(Part of a data file)
------------------------------------------------------------------------
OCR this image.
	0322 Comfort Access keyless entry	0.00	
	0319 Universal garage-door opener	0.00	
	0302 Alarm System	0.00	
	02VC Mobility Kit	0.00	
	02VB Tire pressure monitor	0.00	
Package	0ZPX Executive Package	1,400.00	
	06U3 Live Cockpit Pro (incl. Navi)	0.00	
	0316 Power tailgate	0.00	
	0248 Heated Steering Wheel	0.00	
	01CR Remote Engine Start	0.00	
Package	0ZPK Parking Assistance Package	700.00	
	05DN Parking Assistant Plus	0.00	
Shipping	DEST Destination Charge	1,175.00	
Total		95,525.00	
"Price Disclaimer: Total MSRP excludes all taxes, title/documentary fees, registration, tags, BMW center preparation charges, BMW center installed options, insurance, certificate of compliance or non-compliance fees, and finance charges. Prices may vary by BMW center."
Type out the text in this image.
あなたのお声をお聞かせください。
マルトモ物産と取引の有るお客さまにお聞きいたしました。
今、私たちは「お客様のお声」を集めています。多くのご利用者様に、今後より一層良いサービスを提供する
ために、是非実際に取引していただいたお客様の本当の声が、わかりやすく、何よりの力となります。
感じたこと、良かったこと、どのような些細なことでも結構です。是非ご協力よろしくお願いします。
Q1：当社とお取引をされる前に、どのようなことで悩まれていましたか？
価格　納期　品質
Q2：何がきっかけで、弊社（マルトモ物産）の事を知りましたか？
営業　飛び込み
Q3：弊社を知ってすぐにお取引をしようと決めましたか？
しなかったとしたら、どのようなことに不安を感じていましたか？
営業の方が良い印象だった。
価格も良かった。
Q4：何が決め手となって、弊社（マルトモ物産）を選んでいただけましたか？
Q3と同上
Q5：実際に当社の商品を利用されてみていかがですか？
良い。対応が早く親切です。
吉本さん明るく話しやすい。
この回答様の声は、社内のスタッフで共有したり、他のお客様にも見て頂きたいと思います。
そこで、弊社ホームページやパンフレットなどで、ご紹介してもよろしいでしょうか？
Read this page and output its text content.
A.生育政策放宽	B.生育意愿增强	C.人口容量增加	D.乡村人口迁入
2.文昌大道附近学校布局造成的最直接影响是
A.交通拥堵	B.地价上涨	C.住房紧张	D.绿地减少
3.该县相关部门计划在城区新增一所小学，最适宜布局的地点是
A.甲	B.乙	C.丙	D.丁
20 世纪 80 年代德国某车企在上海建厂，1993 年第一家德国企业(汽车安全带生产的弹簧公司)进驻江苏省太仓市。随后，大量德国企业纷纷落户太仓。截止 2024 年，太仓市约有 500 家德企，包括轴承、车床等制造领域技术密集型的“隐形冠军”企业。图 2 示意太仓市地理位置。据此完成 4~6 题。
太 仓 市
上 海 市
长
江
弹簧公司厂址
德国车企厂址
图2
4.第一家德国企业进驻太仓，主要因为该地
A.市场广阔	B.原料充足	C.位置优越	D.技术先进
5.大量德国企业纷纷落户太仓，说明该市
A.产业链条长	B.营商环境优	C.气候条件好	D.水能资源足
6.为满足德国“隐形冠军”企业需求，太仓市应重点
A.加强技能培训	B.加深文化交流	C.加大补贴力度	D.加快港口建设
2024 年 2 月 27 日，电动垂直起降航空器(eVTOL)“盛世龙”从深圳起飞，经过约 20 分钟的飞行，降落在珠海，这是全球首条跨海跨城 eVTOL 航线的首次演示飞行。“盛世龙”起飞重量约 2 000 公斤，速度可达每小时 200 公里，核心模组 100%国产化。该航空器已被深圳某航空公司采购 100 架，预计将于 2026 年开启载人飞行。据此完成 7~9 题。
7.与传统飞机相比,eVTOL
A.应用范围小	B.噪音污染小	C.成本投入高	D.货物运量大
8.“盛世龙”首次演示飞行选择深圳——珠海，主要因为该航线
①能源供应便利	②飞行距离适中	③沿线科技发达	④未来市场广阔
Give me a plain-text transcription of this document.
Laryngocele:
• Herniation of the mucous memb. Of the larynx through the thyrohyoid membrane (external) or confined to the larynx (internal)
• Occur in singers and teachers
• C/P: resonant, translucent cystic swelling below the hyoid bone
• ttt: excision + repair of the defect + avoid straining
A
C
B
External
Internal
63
------------------------------------------------------------------------
> **Given request**: Only lines holding the string "Package" are wanted; gather each one from the entries above.

> **Task result**:
Package	0ZPX Executive Package	1,400.00	
Package	0ZPK Parking Assistance Package	700.00	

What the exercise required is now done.